*Exercise instructions*:
Lines that hold the string "Market" are to be counted; give only their number.

*Input*:

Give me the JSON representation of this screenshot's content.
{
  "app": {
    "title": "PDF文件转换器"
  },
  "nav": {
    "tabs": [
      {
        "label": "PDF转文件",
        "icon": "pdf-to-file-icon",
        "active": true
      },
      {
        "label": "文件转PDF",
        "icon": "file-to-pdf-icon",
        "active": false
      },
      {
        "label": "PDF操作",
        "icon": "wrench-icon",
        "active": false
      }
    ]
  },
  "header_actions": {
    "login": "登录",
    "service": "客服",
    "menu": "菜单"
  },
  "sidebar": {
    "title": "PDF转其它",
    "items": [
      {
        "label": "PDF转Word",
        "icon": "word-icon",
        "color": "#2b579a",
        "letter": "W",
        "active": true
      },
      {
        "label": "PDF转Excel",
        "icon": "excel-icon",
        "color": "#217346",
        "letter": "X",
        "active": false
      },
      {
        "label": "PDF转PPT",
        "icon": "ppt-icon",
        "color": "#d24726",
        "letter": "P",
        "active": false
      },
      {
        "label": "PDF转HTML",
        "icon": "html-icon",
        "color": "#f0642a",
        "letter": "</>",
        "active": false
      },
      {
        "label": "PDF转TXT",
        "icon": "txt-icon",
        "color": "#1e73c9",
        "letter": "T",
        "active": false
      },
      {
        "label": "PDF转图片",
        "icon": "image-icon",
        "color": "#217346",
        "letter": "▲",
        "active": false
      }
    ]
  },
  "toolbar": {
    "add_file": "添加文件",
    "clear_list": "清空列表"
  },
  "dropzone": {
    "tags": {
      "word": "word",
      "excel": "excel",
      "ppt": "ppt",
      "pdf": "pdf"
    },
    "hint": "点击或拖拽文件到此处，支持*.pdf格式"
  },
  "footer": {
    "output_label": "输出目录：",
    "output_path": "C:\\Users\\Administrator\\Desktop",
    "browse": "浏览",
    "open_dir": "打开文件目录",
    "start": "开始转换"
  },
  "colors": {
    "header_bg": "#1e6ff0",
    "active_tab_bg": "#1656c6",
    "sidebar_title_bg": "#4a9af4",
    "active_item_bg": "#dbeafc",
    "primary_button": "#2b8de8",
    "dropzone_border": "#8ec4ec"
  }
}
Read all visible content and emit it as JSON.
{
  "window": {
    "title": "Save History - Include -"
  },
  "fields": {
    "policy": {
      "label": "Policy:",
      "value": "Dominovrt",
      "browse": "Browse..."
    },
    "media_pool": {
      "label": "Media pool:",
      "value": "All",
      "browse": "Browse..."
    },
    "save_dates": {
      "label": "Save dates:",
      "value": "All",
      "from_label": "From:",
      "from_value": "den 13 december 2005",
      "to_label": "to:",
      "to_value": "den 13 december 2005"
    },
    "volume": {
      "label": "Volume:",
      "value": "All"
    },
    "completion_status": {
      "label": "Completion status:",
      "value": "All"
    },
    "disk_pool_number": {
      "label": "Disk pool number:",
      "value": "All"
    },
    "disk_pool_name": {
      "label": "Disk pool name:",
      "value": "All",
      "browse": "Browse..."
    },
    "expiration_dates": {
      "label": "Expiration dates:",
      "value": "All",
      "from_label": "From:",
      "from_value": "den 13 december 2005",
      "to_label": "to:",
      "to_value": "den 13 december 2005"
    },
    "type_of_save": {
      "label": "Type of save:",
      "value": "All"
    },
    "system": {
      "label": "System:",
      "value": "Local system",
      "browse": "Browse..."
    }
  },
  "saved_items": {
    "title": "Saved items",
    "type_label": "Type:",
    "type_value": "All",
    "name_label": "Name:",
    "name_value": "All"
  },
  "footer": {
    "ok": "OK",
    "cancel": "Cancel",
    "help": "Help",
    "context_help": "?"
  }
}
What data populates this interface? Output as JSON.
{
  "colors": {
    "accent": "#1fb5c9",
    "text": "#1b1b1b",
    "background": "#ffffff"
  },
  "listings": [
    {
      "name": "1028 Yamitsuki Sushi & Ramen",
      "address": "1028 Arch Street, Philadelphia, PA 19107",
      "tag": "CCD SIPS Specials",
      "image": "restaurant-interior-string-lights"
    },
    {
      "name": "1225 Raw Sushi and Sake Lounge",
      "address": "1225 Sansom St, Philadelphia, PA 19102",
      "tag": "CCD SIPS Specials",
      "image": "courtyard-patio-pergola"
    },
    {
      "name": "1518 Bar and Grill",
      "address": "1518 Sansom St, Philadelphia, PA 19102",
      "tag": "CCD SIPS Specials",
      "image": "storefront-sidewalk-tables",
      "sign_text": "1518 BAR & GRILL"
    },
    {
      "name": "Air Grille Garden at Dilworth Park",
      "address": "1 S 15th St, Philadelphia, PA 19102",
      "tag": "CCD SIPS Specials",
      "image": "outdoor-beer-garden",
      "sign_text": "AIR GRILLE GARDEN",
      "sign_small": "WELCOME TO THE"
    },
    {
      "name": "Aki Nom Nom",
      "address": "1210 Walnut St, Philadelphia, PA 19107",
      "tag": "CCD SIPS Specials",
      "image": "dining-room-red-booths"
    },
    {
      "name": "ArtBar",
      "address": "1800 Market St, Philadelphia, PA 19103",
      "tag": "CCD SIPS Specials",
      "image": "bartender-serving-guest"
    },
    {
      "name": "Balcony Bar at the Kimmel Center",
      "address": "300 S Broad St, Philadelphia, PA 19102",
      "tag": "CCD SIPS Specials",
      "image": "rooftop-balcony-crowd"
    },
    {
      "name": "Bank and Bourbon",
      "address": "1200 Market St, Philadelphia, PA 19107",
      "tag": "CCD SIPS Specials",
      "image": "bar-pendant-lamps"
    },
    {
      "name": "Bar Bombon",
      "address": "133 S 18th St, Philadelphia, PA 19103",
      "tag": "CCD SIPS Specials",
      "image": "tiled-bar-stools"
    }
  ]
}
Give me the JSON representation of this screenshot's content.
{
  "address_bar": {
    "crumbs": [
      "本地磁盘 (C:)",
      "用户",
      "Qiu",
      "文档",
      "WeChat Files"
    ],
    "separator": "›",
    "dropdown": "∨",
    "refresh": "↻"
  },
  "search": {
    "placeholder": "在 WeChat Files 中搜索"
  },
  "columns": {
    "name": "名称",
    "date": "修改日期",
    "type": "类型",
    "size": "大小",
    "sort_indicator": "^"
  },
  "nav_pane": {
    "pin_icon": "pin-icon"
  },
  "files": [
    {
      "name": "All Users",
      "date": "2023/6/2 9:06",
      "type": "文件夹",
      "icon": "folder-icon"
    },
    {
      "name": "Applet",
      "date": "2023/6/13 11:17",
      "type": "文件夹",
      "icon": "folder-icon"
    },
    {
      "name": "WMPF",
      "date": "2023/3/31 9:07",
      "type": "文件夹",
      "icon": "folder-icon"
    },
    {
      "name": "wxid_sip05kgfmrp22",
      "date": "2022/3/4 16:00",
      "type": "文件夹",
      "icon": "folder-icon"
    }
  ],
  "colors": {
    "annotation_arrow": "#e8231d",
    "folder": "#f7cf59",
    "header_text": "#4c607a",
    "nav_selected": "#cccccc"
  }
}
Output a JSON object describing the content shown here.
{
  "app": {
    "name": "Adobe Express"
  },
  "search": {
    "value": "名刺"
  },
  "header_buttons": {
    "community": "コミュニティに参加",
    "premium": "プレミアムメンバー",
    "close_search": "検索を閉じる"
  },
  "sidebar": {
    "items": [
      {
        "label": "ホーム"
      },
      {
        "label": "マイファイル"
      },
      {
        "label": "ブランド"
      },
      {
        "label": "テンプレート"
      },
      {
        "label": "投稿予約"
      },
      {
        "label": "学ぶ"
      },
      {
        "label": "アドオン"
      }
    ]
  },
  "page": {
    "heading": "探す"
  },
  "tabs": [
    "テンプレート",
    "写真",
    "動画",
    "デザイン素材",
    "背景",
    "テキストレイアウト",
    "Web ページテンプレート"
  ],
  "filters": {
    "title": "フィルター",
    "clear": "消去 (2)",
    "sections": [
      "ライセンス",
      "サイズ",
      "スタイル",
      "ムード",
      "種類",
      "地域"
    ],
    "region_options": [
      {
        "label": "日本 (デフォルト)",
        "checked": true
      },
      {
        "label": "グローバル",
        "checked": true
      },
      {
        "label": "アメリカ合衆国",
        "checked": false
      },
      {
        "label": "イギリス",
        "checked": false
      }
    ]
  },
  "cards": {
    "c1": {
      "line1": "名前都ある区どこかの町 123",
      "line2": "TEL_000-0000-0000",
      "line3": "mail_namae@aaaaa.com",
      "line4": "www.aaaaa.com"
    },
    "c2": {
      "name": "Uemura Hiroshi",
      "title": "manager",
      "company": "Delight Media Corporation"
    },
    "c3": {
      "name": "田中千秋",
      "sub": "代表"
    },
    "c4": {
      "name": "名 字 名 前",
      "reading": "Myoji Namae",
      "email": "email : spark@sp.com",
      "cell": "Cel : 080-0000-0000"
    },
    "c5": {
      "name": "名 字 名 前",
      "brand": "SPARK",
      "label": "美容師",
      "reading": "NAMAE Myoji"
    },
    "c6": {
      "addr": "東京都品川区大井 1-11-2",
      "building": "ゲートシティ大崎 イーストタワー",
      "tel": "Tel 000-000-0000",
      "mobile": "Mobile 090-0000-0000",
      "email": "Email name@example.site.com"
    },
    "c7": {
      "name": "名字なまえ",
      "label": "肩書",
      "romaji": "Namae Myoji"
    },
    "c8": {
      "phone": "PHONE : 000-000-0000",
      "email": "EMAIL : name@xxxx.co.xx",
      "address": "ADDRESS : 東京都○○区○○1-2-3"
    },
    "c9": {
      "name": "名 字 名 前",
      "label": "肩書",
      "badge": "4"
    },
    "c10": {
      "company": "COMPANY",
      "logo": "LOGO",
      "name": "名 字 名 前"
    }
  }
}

*Answer to the task*:
2